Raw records
## Start

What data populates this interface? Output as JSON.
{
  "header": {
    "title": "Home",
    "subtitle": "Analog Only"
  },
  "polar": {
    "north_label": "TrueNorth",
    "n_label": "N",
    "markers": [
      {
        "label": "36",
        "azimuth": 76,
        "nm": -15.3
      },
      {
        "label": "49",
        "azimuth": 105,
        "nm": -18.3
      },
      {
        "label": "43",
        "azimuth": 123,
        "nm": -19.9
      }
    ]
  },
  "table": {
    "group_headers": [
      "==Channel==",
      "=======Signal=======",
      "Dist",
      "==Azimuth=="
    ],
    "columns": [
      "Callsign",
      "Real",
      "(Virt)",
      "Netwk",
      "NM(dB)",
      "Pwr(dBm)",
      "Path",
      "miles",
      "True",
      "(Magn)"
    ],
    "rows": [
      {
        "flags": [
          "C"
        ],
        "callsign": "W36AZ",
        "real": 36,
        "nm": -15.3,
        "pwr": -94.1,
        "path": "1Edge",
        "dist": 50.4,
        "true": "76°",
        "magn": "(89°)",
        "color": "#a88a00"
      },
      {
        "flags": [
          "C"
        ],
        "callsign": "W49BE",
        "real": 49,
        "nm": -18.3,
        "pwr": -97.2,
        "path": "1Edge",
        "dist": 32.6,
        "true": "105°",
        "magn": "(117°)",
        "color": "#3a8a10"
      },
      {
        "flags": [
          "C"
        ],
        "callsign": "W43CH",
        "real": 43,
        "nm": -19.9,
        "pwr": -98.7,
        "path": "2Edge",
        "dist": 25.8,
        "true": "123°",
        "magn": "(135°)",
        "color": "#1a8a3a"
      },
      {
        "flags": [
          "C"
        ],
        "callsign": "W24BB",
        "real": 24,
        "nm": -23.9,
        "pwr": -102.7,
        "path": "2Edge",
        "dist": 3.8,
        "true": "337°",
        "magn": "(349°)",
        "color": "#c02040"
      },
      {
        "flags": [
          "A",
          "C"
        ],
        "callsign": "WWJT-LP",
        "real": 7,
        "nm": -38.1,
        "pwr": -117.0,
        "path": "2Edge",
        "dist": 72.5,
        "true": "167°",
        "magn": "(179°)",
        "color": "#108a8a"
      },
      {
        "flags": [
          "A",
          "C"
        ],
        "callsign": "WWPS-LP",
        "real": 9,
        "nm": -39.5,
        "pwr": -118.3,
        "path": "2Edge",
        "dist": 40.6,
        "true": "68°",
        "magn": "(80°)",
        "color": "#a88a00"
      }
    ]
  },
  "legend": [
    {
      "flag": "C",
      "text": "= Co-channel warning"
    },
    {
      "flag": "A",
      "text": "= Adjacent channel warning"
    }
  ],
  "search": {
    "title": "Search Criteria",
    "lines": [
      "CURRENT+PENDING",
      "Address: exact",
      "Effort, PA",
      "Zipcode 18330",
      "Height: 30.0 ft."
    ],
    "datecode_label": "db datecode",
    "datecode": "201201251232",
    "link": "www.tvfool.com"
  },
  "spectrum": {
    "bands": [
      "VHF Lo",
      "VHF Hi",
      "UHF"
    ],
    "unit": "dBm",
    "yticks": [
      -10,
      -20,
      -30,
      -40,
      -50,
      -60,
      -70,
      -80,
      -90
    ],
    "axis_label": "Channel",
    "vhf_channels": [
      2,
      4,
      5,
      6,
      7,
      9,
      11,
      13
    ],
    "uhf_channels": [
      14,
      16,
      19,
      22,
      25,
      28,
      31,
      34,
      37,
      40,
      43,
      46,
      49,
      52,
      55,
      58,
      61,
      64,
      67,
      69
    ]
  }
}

## End
## Start

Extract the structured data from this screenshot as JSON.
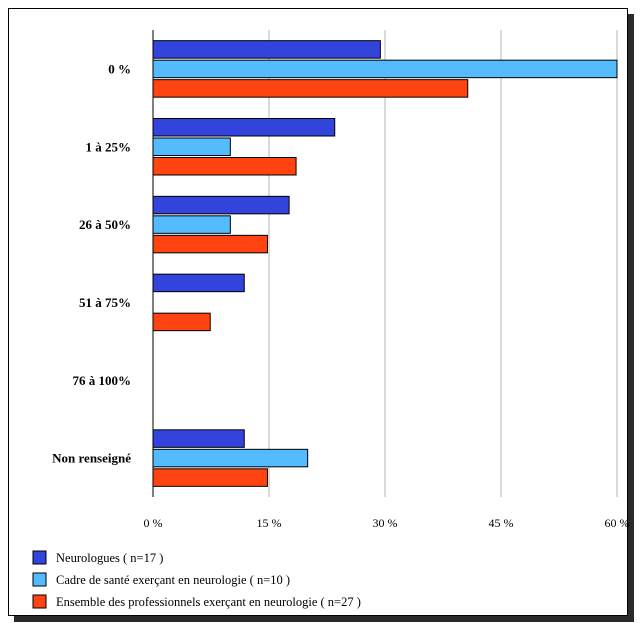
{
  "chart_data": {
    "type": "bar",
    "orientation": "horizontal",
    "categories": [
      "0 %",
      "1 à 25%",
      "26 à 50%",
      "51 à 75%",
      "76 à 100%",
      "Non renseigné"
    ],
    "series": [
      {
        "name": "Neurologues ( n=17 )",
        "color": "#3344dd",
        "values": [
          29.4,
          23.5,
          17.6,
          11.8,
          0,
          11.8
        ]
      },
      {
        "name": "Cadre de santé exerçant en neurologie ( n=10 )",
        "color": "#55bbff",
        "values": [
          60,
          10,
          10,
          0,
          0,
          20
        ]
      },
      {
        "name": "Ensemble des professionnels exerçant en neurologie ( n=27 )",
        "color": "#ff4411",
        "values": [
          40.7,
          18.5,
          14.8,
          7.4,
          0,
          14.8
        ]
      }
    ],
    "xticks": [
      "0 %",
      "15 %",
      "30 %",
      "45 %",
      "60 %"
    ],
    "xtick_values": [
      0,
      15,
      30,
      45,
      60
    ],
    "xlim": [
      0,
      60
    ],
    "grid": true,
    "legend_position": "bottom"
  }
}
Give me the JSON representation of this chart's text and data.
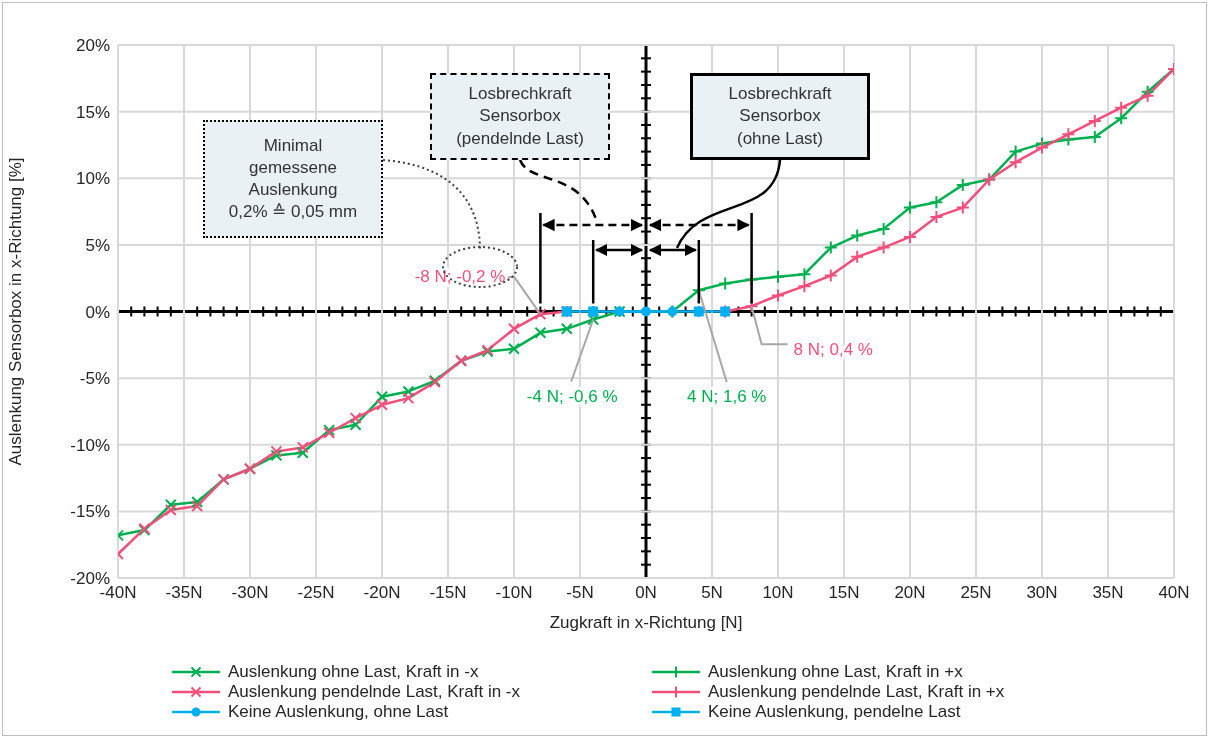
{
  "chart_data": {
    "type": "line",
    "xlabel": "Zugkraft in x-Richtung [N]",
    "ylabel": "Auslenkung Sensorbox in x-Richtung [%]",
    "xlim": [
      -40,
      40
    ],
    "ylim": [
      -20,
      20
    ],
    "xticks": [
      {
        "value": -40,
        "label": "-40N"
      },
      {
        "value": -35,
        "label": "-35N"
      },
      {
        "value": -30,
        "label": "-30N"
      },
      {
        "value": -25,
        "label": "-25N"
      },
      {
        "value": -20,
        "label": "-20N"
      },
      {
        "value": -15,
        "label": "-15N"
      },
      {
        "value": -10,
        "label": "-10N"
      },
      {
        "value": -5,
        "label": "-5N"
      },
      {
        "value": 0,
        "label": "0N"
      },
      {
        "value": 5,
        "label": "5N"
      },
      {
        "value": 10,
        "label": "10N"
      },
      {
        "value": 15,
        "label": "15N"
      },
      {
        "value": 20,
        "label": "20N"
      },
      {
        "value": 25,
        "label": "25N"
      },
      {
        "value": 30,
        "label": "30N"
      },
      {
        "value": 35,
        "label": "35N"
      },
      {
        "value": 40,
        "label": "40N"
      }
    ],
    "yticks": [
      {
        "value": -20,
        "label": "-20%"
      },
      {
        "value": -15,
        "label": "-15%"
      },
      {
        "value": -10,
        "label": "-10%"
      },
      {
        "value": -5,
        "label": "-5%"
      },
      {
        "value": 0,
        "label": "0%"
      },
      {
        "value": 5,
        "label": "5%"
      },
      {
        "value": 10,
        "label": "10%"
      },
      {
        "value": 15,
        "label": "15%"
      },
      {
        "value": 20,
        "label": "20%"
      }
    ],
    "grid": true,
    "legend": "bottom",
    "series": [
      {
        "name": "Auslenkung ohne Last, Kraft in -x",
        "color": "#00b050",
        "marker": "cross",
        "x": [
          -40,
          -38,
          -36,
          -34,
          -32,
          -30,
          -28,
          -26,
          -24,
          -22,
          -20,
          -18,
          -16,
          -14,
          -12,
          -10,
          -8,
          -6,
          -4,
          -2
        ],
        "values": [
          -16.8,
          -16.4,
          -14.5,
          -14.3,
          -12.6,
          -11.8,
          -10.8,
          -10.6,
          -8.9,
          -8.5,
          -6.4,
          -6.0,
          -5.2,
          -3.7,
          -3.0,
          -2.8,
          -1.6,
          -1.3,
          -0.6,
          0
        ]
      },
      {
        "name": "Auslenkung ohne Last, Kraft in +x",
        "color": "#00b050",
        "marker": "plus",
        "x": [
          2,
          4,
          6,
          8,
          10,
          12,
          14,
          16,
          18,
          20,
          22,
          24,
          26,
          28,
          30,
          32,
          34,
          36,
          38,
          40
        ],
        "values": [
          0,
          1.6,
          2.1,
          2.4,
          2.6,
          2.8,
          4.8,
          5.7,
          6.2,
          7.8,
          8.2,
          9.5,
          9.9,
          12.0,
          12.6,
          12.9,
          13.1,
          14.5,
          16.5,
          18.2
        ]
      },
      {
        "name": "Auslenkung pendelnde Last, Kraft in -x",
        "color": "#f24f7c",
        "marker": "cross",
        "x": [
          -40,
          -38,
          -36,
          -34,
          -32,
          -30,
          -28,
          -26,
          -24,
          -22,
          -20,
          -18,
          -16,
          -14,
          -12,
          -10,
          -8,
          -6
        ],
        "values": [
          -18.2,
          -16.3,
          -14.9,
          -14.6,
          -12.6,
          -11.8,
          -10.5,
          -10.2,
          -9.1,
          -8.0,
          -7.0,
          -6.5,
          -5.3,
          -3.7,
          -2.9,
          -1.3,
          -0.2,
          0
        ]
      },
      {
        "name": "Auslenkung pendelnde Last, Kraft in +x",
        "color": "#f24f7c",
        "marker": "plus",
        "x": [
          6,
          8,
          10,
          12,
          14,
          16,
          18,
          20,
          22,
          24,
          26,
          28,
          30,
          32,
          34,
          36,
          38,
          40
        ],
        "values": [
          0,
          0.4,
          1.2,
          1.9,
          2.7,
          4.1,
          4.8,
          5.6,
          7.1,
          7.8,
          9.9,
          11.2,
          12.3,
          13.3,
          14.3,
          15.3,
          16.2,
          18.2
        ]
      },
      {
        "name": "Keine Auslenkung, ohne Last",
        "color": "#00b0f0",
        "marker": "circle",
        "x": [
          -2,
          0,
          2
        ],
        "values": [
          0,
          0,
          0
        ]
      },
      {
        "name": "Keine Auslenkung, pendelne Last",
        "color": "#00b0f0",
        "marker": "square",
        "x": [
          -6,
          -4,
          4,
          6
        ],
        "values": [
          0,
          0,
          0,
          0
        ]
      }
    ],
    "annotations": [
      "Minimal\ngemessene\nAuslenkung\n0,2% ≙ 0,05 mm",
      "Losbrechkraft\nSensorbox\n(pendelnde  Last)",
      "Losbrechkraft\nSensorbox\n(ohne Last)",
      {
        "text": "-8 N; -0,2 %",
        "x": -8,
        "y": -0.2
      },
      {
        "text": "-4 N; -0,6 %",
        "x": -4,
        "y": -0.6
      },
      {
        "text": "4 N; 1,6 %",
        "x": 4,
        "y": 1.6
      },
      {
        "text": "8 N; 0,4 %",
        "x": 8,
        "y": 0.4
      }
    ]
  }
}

## End

*WRITTEN EXERCISE*
Of the lines in this listing, report how many contain the string "nSensorbox", and give the number only.

*CORRECT ANSWER*
2